Show all lines of the listing that hold the word "favor".

# EXERCISE DATA
________________________
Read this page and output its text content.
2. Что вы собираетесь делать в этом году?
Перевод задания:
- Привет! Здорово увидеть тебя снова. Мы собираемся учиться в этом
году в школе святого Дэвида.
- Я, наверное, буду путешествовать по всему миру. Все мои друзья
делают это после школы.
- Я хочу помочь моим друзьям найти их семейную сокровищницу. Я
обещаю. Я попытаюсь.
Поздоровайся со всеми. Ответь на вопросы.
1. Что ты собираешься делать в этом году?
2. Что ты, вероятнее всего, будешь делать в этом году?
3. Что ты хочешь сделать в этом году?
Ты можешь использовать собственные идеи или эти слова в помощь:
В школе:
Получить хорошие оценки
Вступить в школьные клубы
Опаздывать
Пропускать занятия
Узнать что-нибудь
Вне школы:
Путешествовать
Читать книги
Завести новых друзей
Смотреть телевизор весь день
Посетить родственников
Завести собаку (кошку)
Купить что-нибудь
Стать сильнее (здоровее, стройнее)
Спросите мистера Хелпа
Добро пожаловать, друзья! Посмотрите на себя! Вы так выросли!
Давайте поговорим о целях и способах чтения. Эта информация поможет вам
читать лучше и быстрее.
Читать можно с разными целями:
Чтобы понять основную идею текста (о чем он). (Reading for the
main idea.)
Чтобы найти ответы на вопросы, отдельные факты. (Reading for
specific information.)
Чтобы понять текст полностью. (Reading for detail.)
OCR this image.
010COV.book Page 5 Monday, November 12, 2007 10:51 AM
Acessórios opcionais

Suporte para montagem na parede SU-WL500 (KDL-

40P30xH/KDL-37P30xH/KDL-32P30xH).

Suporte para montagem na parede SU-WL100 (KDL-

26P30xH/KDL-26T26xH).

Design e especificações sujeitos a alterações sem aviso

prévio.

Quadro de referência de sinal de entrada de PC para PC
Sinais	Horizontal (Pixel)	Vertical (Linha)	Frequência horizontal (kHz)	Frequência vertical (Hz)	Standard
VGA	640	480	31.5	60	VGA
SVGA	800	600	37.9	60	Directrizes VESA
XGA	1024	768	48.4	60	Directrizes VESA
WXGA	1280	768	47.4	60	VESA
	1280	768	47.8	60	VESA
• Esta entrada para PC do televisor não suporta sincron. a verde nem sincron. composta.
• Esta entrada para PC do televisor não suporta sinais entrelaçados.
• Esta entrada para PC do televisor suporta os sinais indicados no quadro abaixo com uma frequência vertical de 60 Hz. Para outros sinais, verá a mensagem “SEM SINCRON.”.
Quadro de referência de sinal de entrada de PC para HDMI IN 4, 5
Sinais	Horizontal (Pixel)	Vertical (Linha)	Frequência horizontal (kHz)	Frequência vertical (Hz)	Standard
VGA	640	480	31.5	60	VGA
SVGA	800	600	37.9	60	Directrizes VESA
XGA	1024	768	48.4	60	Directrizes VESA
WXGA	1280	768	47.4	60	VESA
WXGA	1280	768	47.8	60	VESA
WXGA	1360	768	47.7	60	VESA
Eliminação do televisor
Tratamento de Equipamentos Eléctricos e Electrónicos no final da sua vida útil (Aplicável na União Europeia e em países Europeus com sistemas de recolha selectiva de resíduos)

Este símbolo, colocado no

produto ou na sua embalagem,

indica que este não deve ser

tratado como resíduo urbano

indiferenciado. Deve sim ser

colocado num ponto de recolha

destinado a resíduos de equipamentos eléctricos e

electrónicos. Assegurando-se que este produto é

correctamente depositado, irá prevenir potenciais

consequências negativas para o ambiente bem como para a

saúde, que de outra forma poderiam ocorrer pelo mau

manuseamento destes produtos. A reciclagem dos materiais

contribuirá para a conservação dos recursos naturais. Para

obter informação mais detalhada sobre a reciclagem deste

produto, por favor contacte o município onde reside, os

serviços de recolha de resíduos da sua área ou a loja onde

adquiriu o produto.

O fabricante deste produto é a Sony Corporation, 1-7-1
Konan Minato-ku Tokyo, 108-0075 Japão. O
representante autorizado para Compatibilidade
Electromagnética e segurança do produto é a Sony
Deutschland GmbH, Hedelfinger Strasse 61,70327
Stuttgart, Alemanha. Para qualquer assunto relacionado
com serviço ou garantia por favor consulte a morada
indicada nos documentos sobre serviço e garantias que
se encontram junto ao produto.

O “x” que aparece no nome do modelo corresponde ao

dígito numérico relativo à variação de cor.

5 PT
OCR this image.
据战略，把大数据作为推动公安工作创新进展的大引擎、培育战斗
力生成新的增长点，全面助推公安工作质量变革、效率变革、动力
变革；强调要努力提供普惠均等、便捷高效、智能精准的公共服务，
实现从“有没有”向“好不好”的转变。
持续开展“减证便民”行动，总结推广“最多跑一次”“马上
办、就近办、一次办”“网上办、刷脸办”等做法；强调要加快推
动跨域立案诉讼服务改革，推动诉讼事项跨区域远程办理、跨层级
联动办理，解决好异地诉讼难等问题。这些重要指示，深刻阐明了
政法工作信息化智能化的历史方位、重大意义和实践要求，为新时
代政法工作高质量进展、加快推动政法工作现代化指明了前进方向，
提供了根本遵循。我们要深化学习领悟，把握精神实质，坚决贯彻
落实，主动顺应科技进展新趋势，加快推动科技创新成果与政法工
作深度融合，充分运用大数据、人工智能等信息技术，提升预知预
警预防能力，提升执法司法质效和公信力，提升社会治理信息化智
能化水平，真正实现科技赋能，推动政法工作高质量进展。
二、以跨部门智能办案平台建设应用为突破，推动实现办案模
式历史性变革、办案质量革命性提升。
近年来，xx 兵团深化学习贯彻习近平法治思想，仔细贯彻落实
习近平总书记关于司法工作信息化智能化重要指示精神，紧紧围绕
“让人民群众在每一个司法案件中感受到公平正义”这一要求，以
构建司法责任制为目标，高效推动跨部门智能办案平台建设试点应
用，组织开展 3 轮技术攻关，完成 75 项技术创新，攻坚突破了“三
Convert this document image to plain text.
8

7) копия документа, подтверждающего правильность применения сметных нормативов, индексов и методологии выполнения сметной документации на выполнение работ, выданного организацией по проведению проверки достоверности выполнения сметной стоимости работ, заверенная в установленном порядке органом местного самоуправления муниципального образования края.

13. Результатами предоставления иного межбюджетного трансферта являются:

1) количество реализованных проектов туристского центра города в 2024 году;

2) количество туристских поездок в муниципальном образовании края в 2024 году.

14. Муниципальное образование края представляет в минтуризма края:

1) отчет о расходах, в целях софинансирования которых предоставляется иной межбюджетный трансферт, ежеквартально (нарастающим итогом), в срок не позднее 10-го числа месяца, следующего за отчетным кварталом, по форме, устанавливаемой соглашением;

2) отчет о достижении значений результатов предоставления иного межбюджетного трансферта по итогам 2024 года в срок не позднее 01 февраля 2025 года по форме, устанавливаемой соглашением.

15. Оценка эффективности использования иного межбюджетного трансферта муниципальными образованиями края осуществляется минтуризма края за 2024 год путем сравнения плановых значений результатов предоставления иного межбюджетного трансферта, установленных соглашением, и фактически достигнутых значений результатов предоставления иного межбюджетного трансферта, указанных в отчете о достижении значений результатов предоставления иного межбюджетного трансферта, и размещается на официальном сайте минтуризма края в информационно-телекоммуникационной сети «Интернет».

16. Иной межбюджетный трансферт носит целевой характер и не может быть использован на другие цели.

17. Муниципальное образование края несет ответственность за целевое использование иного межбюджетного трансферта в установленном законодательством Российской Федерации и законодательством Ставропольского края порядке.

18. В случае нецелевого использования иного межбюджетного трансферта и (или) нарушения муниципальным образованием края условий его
________________________
# WRITTEN SOLUTION
produto, por favor contacte o município onde reside, os
com serviço ou garantia por favor consulte a morada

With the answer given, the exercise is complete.